=== The task ===
Could you copy, word for word, only the lines from the one containing "What data populates" through the last line of the records below, both included?
** start **
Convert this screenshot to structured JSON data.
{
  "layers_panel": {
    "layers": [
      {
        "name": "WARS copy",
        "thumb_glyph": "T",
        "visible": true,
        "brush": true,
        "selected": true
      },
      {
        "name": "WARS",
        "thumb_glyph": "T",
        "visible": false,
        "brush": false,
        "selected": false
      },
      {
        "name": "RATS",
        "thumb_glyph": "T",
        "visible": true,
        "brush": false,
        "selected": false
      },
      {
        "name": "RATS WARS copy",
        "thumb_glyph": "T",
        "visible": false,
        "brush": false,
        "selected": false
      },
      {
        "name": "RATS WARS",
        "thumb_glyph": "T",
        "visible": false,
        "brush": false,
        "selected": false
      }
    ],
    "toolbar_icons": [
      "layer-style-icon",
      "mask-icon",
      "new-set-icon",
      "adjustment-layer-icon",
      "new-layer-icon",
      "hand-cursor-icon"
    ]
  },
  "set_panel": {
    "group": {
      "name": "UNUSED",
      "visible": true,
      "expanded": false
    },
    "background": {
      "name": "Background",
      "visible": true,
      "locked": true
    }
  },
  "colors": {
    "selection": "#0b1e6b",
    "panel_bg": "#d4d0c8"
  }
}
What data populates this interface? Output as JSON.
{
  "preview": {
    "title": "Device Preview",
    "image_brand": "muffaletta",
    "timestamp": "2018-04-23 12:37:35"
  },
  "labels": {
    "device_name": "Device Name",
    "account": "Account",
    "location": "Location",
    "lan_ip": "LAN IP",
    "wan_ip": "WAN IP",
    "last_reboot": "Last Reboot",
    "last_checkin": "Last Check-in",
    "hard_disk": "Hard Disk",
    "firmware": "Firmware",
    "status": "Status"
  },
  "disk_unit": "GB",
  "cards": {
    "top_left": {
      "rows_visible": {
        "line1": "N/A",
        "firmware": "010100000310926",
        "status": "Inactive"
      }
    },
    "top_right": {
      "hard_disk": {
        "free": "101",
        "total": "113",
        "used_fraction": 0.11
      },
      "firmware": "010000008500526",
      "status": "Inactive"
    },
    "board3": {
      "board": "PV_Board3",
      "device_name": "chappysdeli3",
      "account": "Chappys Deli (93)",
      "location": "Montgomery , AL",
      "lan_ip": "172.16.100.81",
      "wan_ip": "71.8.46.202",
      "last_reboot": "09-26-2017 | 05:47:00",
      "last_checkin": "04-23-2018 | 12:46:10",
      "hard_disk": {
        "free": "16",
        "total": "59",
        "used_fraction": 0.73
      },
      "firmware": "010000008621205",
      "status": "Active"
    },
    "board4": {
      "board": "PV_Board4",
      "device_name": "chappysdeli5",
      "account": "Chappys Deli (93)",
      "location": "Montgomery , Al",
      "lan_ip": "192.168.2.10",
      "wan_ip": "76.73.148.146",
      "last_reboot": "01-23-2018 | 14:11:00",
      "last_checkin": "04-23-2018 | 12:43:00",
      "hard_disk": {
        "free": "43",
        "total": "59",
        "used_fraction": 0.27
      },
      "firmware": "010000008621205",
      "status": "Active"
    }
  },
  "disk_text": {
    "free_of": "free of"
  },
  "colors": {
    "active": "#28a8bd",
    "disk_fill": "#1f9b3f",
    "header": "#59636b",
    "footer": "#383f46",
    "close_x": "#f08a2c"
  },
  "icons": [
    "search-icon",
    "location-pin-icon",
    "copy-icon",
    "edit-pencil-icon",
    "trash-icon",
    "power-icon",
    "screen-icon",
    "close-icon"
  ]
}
** end **
=== Result of this task ===
What data populates this interface? Output as JSON.
{
  "preview": {
    "title": "Device Preview",
    "image_brand": "muffaletta",
    "timestamp": "2018-04-23 12:37:35"
  },
  "labels": {
    "device_name": "Device Name",
    "account": "Account",
    "location": "Location",
    "lan_ip": "LAN IP",
    "wan_ip": "WAN IP",
    "last_reboot": "Last Reboot",
    "last_checkin": "Last Check-in",
    "hard_disk": "Hard Disk",
    "firmware": "Firmware",
    "status": "Status"
  },
  "disk_unit": "GB",
  "cards": {
    "top_left": {
      "rows_visible": {
        "line1": "N/A",
        "firmware": "010100000310926",
        "status": "Inactive"
      }
    },
    "top_right": {
      "hard_disk": {
        "free": "101",
        "total": "113",
        "used_fraction": 0.11
      },
      "firmware": "010000008500526",
      "status": "Inactive"
    },
    "board3": {
      "board": "PV_Board3",
      "device_name": "chappysdeli3",
      "account": "Chappys Deli (93)",
      "location": "Montgomery , AL",
      "lan_ip": "172.16.100.81",
      "wan_ip": "71.8.46.202",
      "last_reboot": "09-26-2017 | 05:47:00",
      "last_checkin": "04-23-2018 | 12:46:10",
      "hard_disk": {
        "free": "16",
        "total": "59",
        "used_fraction": 0.73
      },
      "firmware": "010000008621205",
      "status": "Active"
    },
    "board4": {
      "board": "PV_Board4",
      "device_name": "chappysdeli5",
      "account": "Chappys Deli (93)",
      "location": "Montgomery , Al",
      "lan_ip": "192.168.2.10",
      "wan_ip": "76.73.148.146",
      "last_reboot": "01-23-2018 | 14:11:00",
      "last_checkin": "04-23-2018 | 12:43:00",
      "hard_disk": {
        "free": "43",
        "total": "59",
        "used_fraction": 0.27
      },
      "firmware": "010000008621205",
      "status": "Active"
    }
  },
  "disk_text": {
    "free_of": "free of"
  },
  "colors": {
    "active": "#28a8bd",
    "disk_fill": "#1f9b3f",
    "header": "#59636b",
    "footer": "#383f46",
    "close_x": "#f08a2c"
  },
  "icons": [
    "search-icon",
    "location-pin-icon",
    "copy-icon",
    "edit-pencil-icon",
    "trash-icon",
    "power-icon",
    "screen-icon",
    "close-icon"
  ]
}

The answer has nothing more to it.